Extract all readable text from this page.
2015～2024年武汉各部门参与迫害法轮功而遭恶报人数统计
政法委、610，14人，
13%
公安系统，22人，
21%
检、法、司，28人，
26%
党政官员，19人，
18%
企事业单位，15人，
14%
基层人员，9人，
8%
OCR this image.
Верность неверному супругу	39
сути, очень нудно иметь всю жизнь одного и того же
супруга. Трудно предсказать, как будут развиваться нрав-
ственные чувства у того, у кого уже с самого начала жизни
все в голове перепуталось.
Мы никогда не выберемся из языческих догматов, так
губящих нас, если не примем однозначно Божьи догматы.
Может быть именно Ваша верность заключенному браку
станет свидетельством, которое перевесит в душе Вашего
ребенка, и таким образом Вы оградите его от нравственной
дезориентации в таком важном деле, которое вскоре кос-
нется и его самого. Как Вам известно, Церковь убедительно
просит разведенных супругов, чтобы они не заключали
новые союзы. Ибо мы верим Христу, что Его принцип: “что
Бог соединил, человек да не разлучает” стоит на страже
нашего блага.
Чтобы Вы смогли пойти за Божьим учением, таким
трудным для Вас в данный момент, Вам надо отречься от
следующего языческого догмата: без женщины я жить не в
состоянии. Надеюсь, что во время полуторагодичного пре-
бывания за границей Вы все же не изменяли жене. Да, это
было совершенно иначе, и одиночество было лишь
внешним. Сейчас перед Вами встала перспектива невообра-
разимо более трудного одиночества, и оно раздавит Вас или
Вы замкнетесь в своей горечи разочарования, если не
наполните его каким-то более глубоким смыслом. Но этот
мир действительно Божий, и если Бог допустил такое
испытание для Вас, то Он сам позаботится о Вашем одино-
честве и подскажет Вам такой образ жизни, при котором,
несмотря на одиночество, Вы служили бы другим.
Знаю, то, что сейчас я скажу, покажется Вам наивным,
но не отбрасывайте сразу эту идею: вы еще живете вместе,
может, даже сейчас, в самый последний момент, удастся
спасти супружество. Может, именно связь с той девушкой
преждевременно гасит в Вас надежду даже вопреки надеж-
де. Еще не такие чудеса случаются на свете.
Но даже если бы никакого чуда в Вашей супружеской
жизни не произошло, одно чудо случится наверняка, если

────────────────

▶ _TASK DIRECTIONS_: Transcribe all of the entries without altering anything.

▶ _SOLUTION BELOW_:
Extract all readable text from this page.
2015～2024年武汉各部门参与迫害法轮功而遭恶报人数统计
政法委、610，14人，
13%
公安系统，22人，
21%
检、法、司，28人，
26%
党政官员，19人，
18%
企事业单位，15人，
14%
基层人员，9人，
8%
OCR this image.
Верность неверному супругу	39
сути, очень нудно иметь всю жизнь одного и того же
супруга. Трудно предсказать, как будут развиваться нрав-
ственные чувства у того, у кого уже с самого начала жизни
все в голове перепуталось.
Мы никогда не выберемся из языческих догматов, так
губящих нас, если не примем однозначно Божьи догматы.
Может быть именно Ваша верность заключенному браку
станет свидетельством, которое перевесит в душе Вашего
ребенка, и таким образом Вы оградите его от нравственной
дезориентации в таком важном деле, которое вскоре кос-
нется и его самого. Как Вам известно, Церковь убедительно
просит разведенных супругов, чтобы они не заключали
новые союзы. Ибо мы верим Христу, что Его принцип: “что
Бог соединил, человек да не разлучает” стоит на страже
нашего блага.
Чтобы Вы смогли пойти за Божьим учением, таким
трудным для Вас в данный момент, Вам надо отречься от
следующего языческого догмата: без женщины я жить не в
состоянии. Надеюсь, что во время полуторагодичного пре-
бывания за границей Вы все же не изменяли жене. Да, это
было совершенно иначе, и одиночество было лишь
внешним. Сейчас перед Вами встала перспектива невообра-
разимо более трудного одиночества, и оно раздавит Вас или
Вы замкнетесь в своей горечи разочарования, если не
наполните его каким-то более глубоким смыслом. Но этот
мир действительно Божий, и если Бог допустил такое
испытание для Вас, то Он сам позаботится о Вашем одино-
честве и подскажет Вам такой образ жизни, при котором,
несмотря на одиночество, Вы служили бы другим.
Знаю, то, что сейчас я скажу, покажется Вам наивным,
но не отбрасывайте сразу эту идею: вы еще живете вместе,
может, даже сейчас, в самый последний момент, удастся
спасти супружество. Может, именно связь с той девушкой
преждевременно гасит в Вас надежду даже вопреки надеж-
де. Еще не такие чудеса случаются на свете.
Но даже если бы никакого чуда в Вашей супружеской
жизни не произошло, одно чудо случится наверняка, если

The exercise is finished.